**Written task**
Gather all lines from the material that contain "раствором".

**Exercise materials**
* Begin *

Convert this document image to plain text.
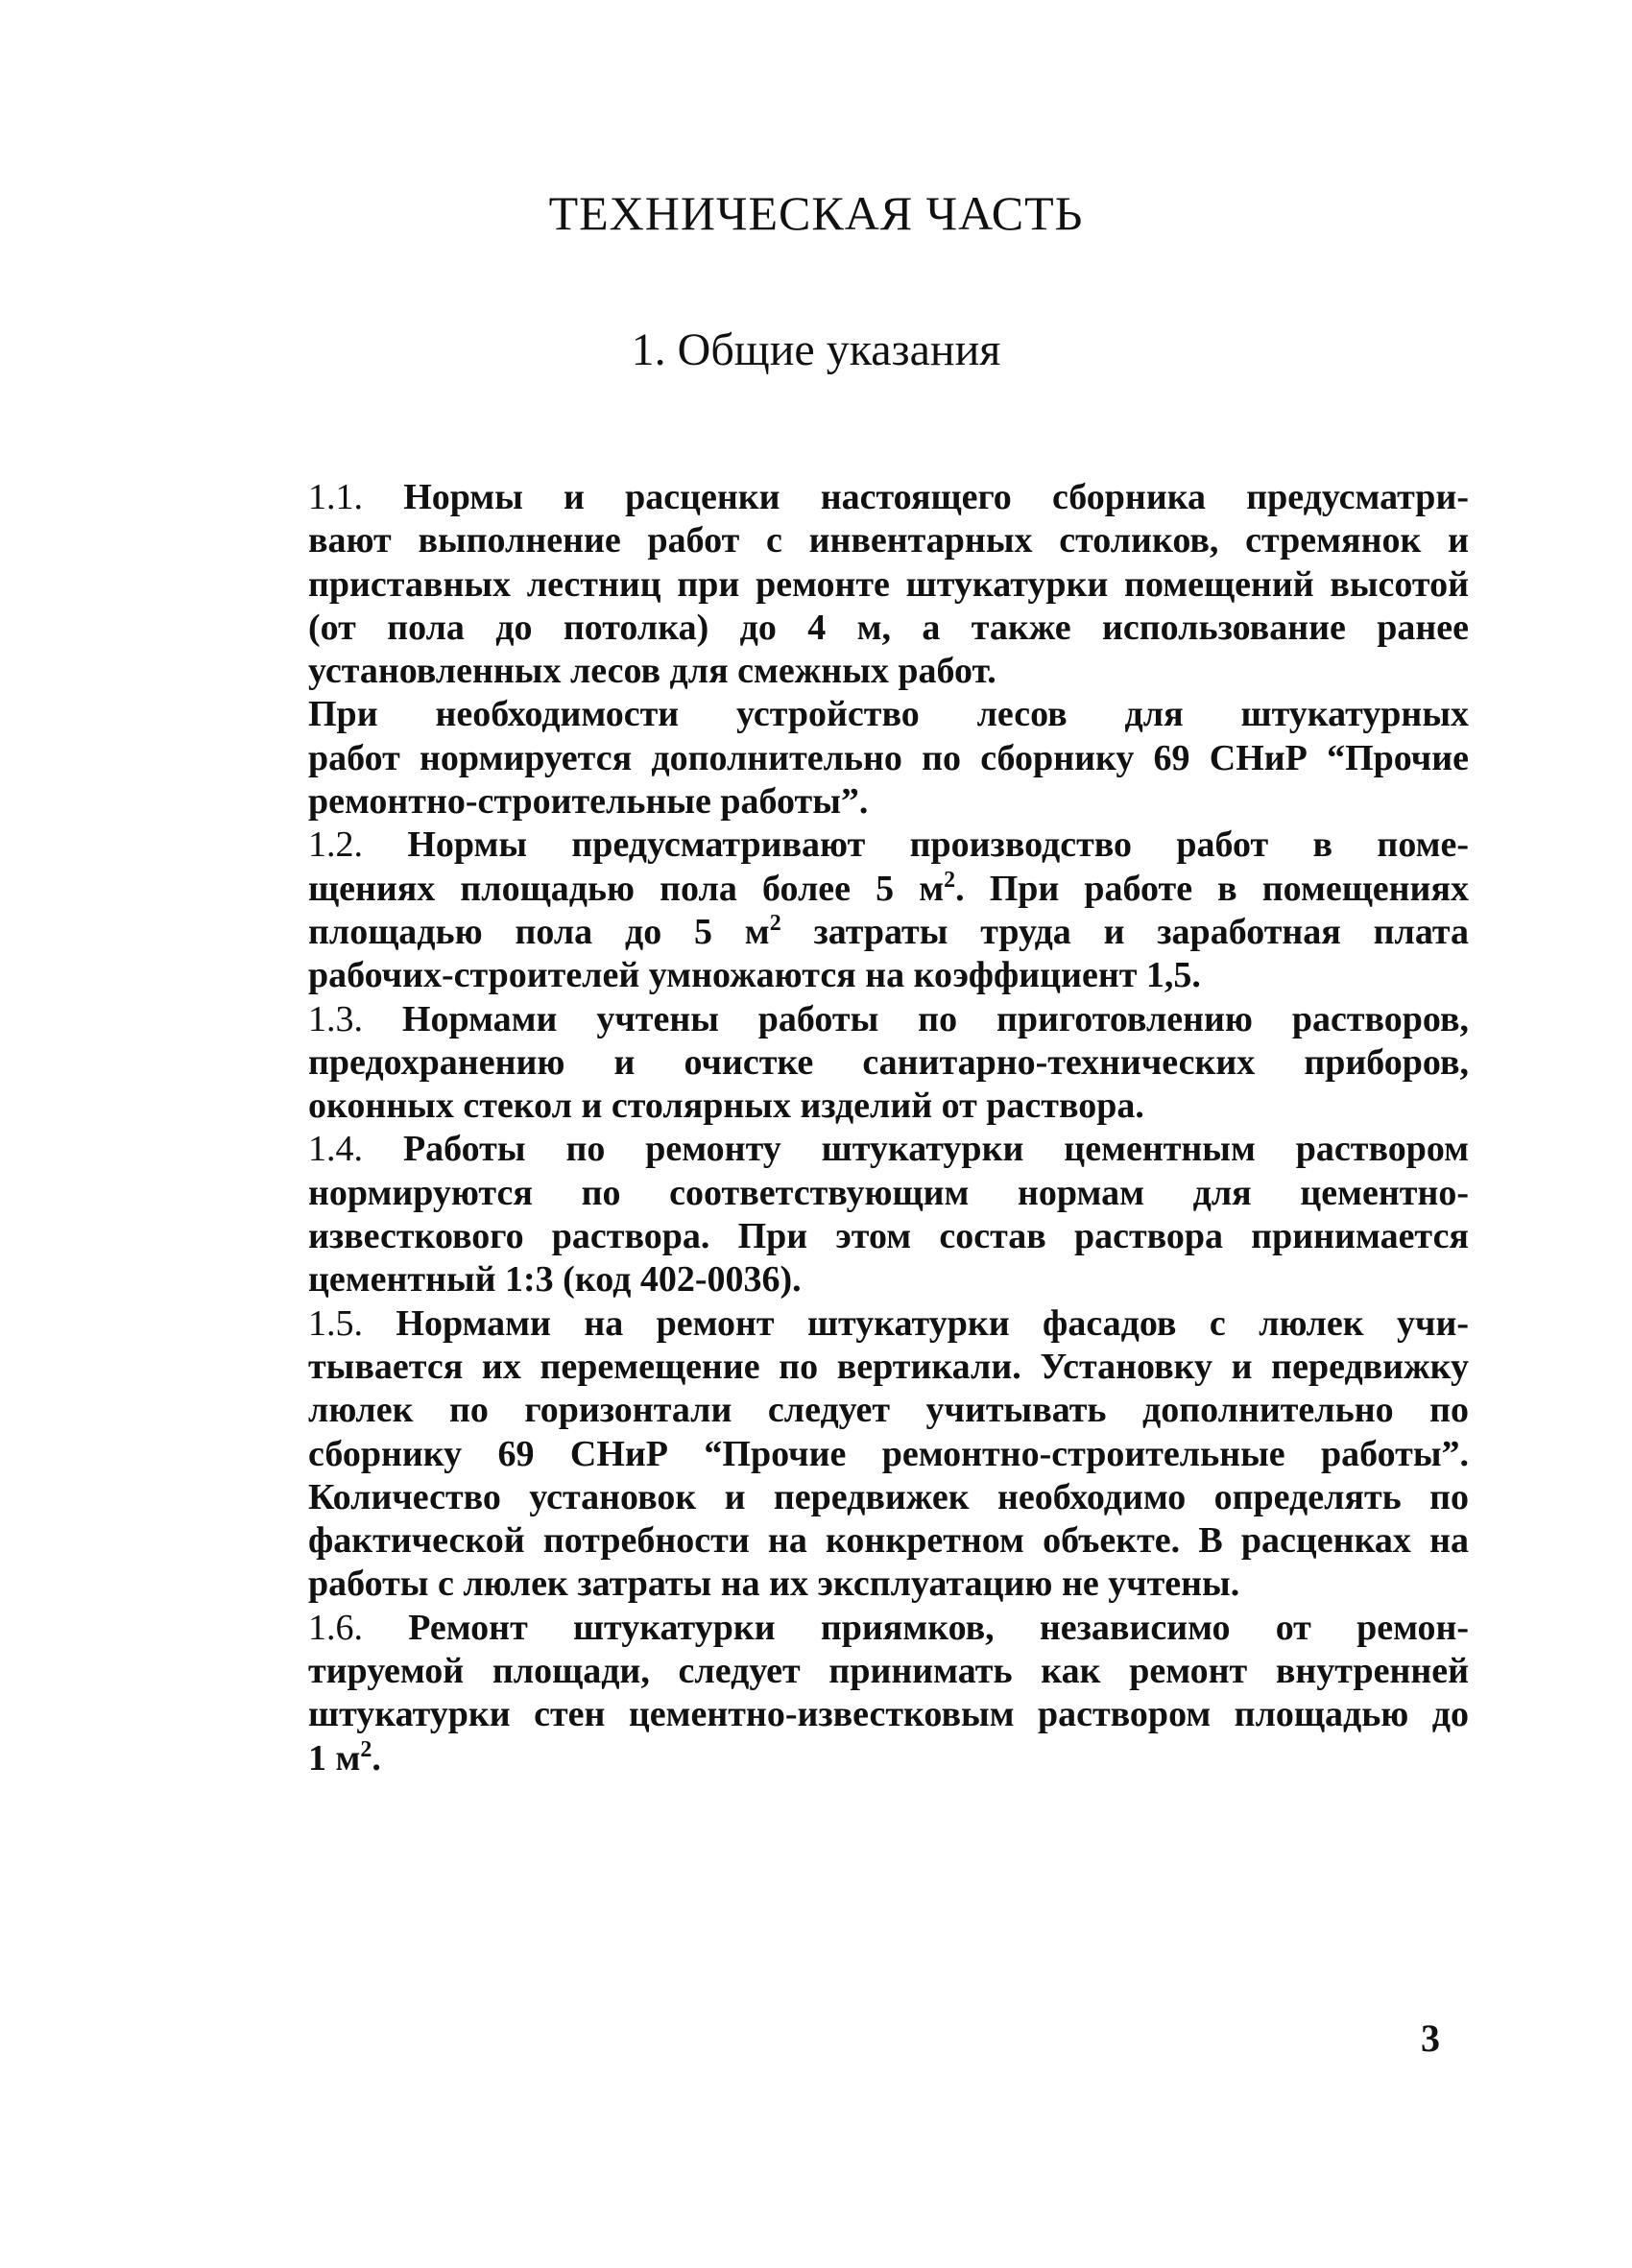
ТЕХНИЧЕСКАЯ ЧАСТЬ
1. Общие указания

1.1. Нормы и расценки настоящего сборника предусматри-
вают выполнение работ с инвентарных столиков, стремянок и
приставных лестниц при ремонте штукатурки помещений высотой
(от пола до потолка) до 4 м, а также использование ранее
установленных лесов для смежных работ.

При необходимости устройство лесов для штукатурных
работ нормируется дополнительно по сборнику 69 СНиР “Прочие
ремонтно-строительные работы”.

1.2. Нормы предусматривают производство работ в поме-
щениях площадью пола более 5 $м^2$. При работе в помещениях
площадью пола до 5 $м^2$ затраты труда и заработная плата
рабочих-строителей умножаются на коэффициент 1,5.

1.3. Нормами учтены работы по приготовлению растворов,
предохранению и очистке санитарно-технических приборов,
оконных стекол и столярных изделий от раствора.

1.4. Работы по ремонту штукатурки цементным раствором
нормируются по соответствующим нормам для цементно-
известкового раствора. При этом состав раствора принимается
цементный 1:3 (код 402-0036).

1.5. Нормами на ремонт штукатурки фасадов с люлек учи-
тывается их перемещение по вертикали. Установку и передвижку
люлек по горизонтали следует учитывать дополнительно по
сборнику 69 СНиР “Прочие ремонтно-строительные работы”.
Количество установок и передвижек необходимо определять по
фактической потребности на конкретном объекте. В расценках на
работы с люлек затраты на их эксплуатацию не учтены.

1.6. Ремонт штукатурки приямков, независимо от ремон-
тируемой площади, следует принимать как ремонт внутренней
штукатурки стен цементно-известковым раствором площадью до
1 $м^2$.

3
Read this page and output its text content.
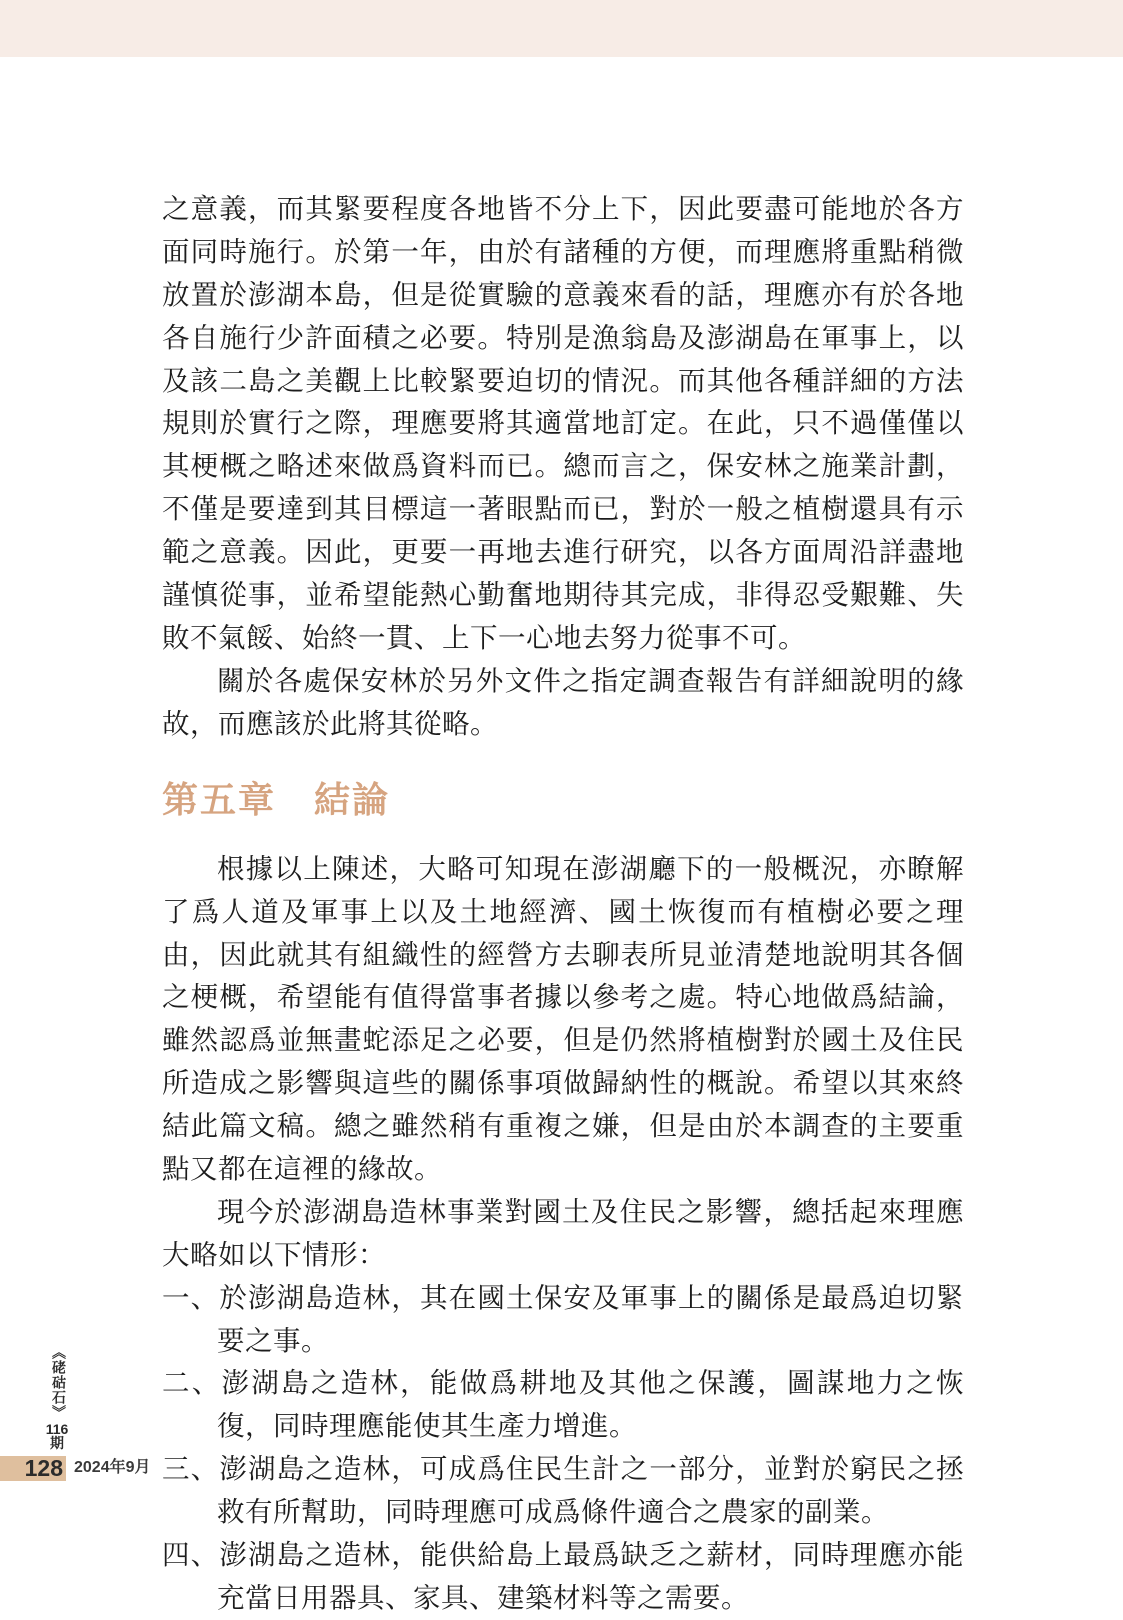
之意義，而其緊要程度各地皆不分上下，因此要盡可能地於各方面同時施行。於第一年，由於有諸種的方便，而理應將重點稍微放置於澎湖本島，但是從實驗的意義來看的話，理應亦有於各地各自施行少許面積之必要。特別是漁翁島及澎湖島在軍事上，以及該二島之美觀上比較緊要迫切的情況。而其他各種詳細的方法規則於實行之際，理應要將其適當地訂定。在此，只不過僅僅以其梗概之略述來做爲資料而已。總而言之，保安林之施業計劃，不僅是要達到其目標這一著眼點而已，對於一般之植樹還具有示範之意義。因此，更要一再地去進行研究，以各方面周沿詳盡地謹慎從事，並希望能熱心勤奮地期待其完成，非得忍受艱難、失敗不氣餒、始終一貫、上下一心地去努力從事不可。

關於各處保安林於另外文件之指定調查報告有詳細說明的緣故，而應該於此將其從略。

第五章　結論

根據以上陳述，大略可知現在澎湖廳下的一般概況，亦瞭解了爲人道及軍事上以及土地經濟、國土恢復而有植樹必要之理由，因此就其有組織性的經營方去聊表所見並清楚地說明其各個之梗概，希望能有值得當事者據以參考之處。特心地做爲結論，雖然認爲並無畫蛇添足之必要，但是仍然將植樹對於國土及住民所造成之影響與這些的關係事項做歸納性的概說。希望以其來終結此篇文稿。總之雖然稍有重複之嫌，但是由於本調查的主要重點又都在這裡的緣故。

現今於澎湖島造林事業對國土及住民之影響，總括起來理應大略如以下情形：

一、於澎湖島造林，其在國土保安及軍事上的關係是最爲迫切緊要之事。
二、澎湖島之造林，能做爲耕地及其他之保護，圖謀地力之恢復，同時理應能使其生產力增進。
三、澎湖島之造林，可成爲住民生計之一部分，並對於窮民之拯救有所幫助，同時理應可成爲條件適合之農家的副業。
四、澎湖島之造林，能供給島上最爲缺乏之薪材，同時理應亦能充當日用器具、家具、建築材料等之需要。
《硓𥑮石》
116
期
128 2024年9月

* End *

**Answer to the task**
1.4. Работы по ремонту штукатурки цементным раствором
штукатурки стен цементно-известковым раствором площадью до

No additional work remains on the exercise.